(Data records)
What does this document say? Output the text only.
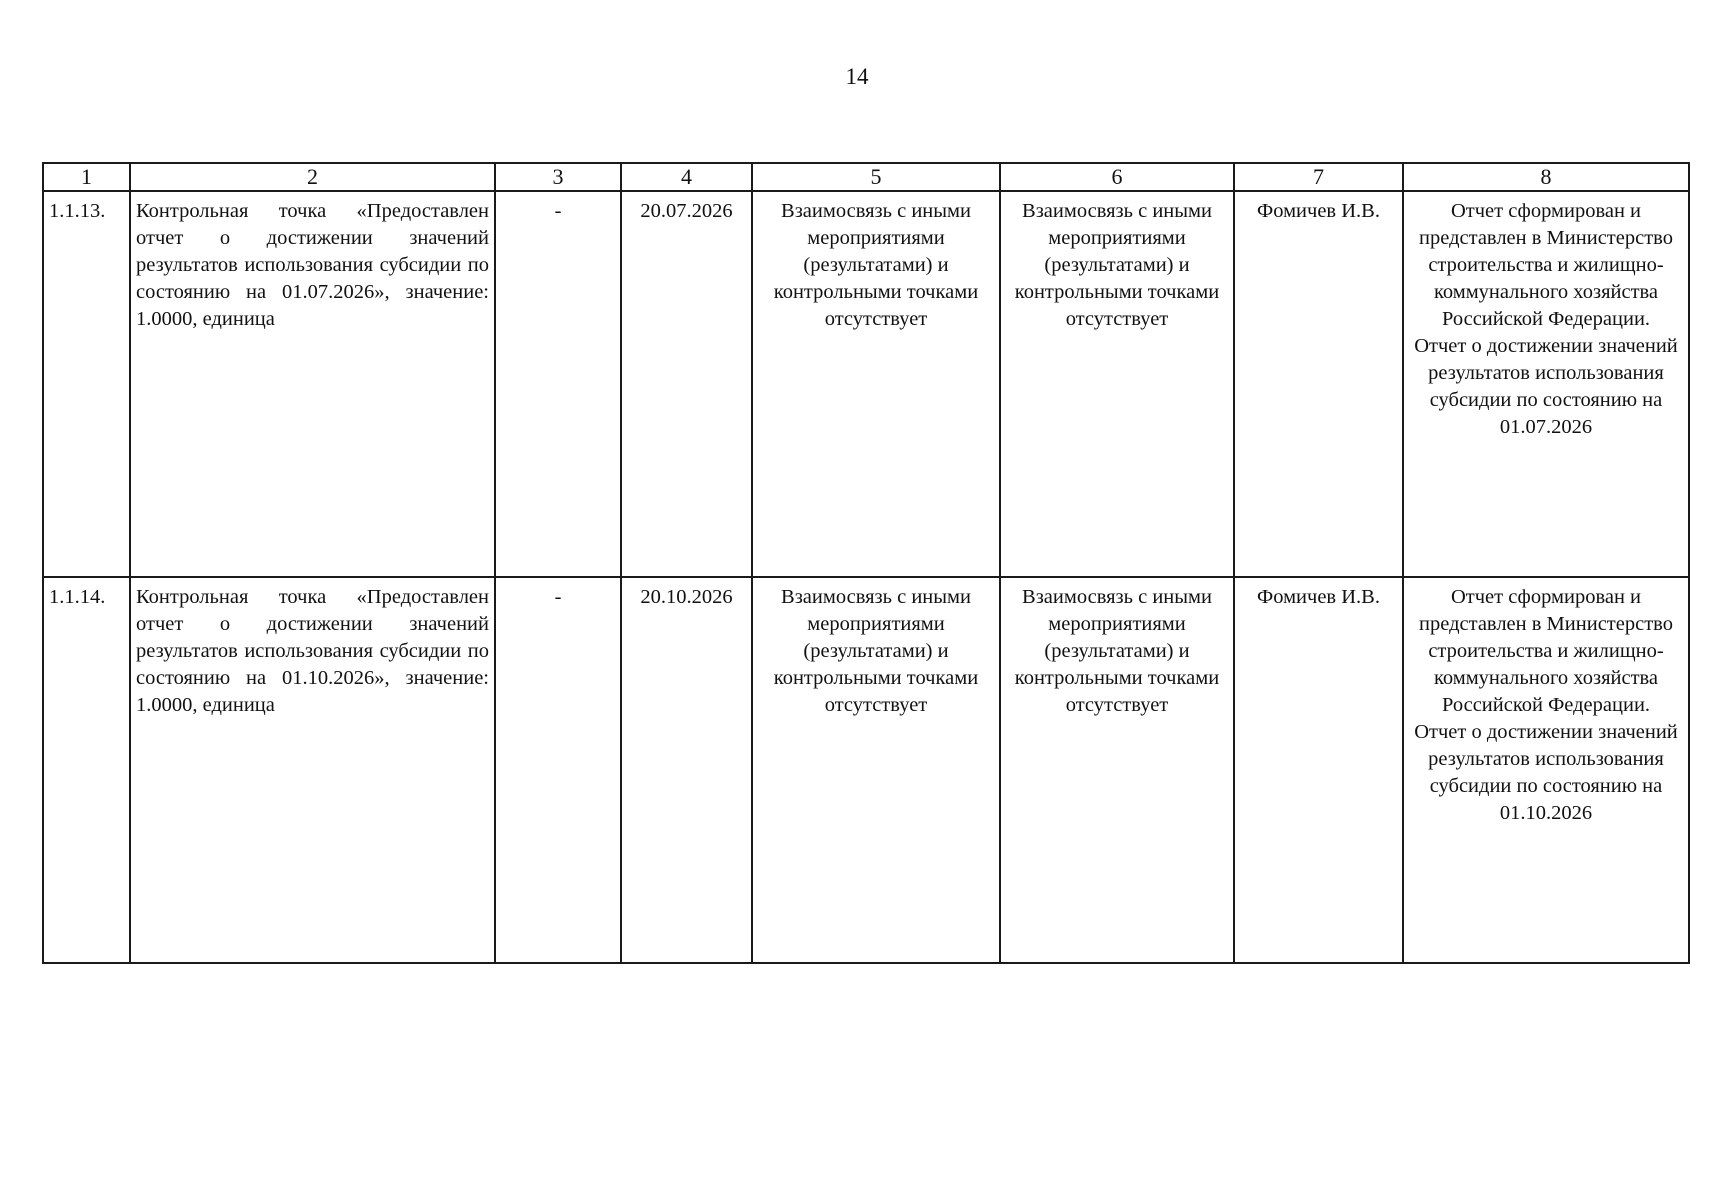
14
1	2	3	4	5	6	7	8
1.1.13.	Контрольная точка «Предоставлен отчет о достижении значений результатов использования субсидии по состоянию на 01.07.2026», значение: 1.0000, единица	-	20.07.2026	Взаимосвязь с иными мероприятиями (результатами) и контрольными точками отсутствует	Взаимосвязь с иными мероприятиями (результатами) и контрольными точками отсутствует	Фомичев И.В.	Отчет сформирован и представлен в Министерство строительства и жилищно-коммунального хозяйства Российской Федерации.
Отчет о достижении значений результатов использования субсидии по состоянию на 01.07.2026
1.1.14.	Контрольная точка «Предоставлен отчет о достижении значений результатов использования субсидии по состоянию на 01.10.2026», значение: 1.0000, единица	-	20.10.2026	Взаимосвязь с иными мероприятиями (результатами) и контрольными точками отсутствует	Взаимосвязь с иными мероприятиями (результатами) и контрольными точками отсутствует	Фомичев И.В.	Отчет сформирован и представлен в Министерство строительства и жилищно-коммунального хозяйства Российской Федерации.
Отчет о достижении значений результатов использования субсидии по состоянию на 01.10.2026
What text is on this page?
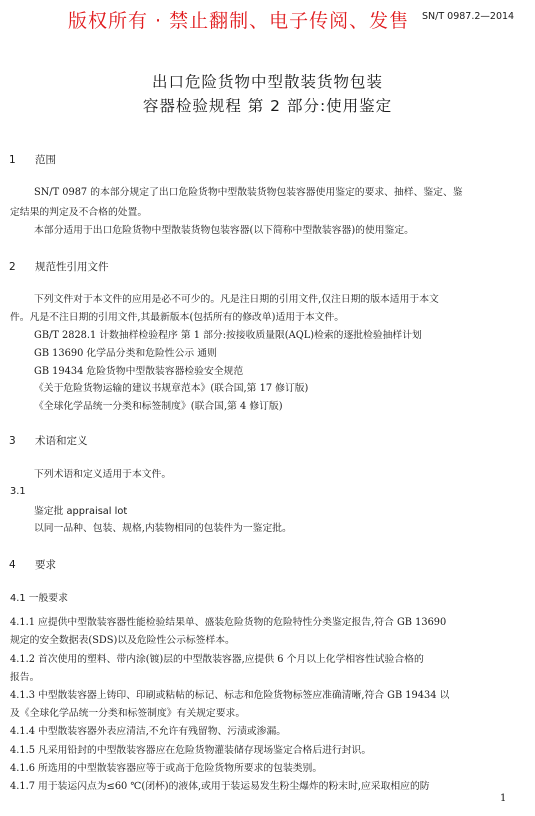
版权所有 · 禁止翻制、电子传阅、发售 SN/T 0987.2—2014
出口危险货物中型散装货物包装
容器检验规程 第 2 部分:使用鉴定
1 范围
SN/T 0987 的本部分规定了出口危险货物中型散装货物包装容器使用鉴定的要求、抽样、鉴定、鉴
定结果的判定及不合格的处置。
本部分适用于出口危险货物中型散装货物包装容器(以下简称中型散装容器)的使用鉴定。
2 规范性引用文件
下列文件对于本文件的应用是必不可少的。凡是注日期的引用文件,仅注日期的版本适用于本文
件。凡是不注日期的引用文件,其最新版本(包括所有的修改单)适用于本文件。
GB/T 2828.1 计数抽样检验程序 第 1 部分:按接收质量限(AQL)检索的逐批检验抽样计划
GB 13690 化学品分类和危险性公示 通则
GB 19434 危险货物中型散装容器检验安全规范
《关于危险货物运输的建议书规章范本》(联合国,第 17 修订版)
《全球化学品统一分类和标签制度》(联合国,第 4 修订版)
3 术语和定义
下列术语和定义适用于本文件。
3.1
鉴定批 appraisal lot
以同一品种、包装、规格,内装物相同的包装件为一鉴定批。
4 要求
4.1 一般要求
4.1.1 应提供中型散装容器性能检验结果单、盛装危险货物的危险特性分类鉴定报告,符合 GB 13690
规定的安全数据表(SDS)以及危险性公示标签样本。
4.1.2 首次使用的塑料、带内涂(镀)层的中型散装容器,应提供 6 个月以上化学相容性试验合格的
报告。
4.1.3 中型散装容器上铸印、印刷或粘帖的标记、标志和危险货物标签应准确清晰,符合 GB 19434 以
及《全球化学品统一分类和标签制度》有关规定要求。
4.1.4 中型散装容器外表应清洁,不允许有残留物、污渍或渗漏。
4.1.5 凡采用铅封的中型散装容器应在危险货物灌装储存现场鉴定合格后进行封识。
4.1.6 所选用的中型散装容器应等于或高于危险货物所要求的包装类别。
4.1.7 用于装运闪点为≤60 ℃(闭杯)的液体,或用于装运易发生粉尘爆炸的粉末时,应采取相应的防
1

> _TASK DESCRIPTION_: Please reproduce nothing but the lines from the one containing "What text is on this page?" through the closing line of the listing, retyped word for word, pictures excluded.

> _TASK RESPONSE_:
What text is on this page?
版权所有 · 禁止翻制、电子传阅、发售 SN/T 0987.2—2014
出口危险货物中型散装货物包装
容器检验规程 第 2 部分:使用鉴定
1 范围
SN/T 0987 的本部分规定了出口危险货物中型散装货物包装容器使用鉴定的要求、抽样、鉴定、鉴
定结果的判定及不合格的处置。
本部分适用于出口危险货物中型散装货物包装容器(以下简称中型散装容器)的使用鉴定。
2 规范性引用文件
下列文件对于本文件的应用是必不可少的。凡是注日期的引用文件,仅注日期的版本适用于本文
件。凡是不注日期的引用文件,其最新版本(包括所有的修改单)适用于本文件。
GB/T 2828.1 计数抽样检验程序 第 1 部分:按接收质量限(AQL)检索的逐批检验抽样计划
GB 13690 化学品分类和危险性公示 通则
GB 19434 危险货物中型散装容器检验安全规范
《关于危险货物运输的建议书规章范本》(联合国,第 17 修订版)
《全球化学品统一分类和标签制度》(联合国,第 4 修订版)
3 术语和定义
下列术语和定义适用于本文件。
3.1
鉴定批 appraisal lot
以同一品种、包装、规格,内装物相同的包装件为一鉴定批。
4 要求
4.1 一般要求
4.1.1 应提供中型散装容器性能检验结果单、盛装危险货物的危险特性分类鉴定报告,符合 GB 13690
规定的安全数据表(SDS)以及危险性公示标签样本。
4.1.2 首次使用的塑料、带内涂(镀)层的中型散装容器,应提供 6 个月以上化学相容性试验合格的
报告。
4.1.3 中型散装容器上铸印、印刷或粘帖的标记、标志和危险货物标签应准确清晰,符合 GB 19434 以
及《全球化学品统一分类和标签制度》有关规定要求。
4.1.4 中型散装容器外表应清洁,不允许有残留物、污渍或渗漏。
4.1.5 凡采用铅封的中型散装容器应在危险货物灌装储存现场鉴定合格后进行封识。
4.1.6 所选用的中型散装容器应等于或高于危险货物所要求的包装类别。
4.1.7 用于装运闪点为≤60 ℃(闭杯)的液体,或用于装运易发生粉尘爆炸的粉末时,应采取相应的防
1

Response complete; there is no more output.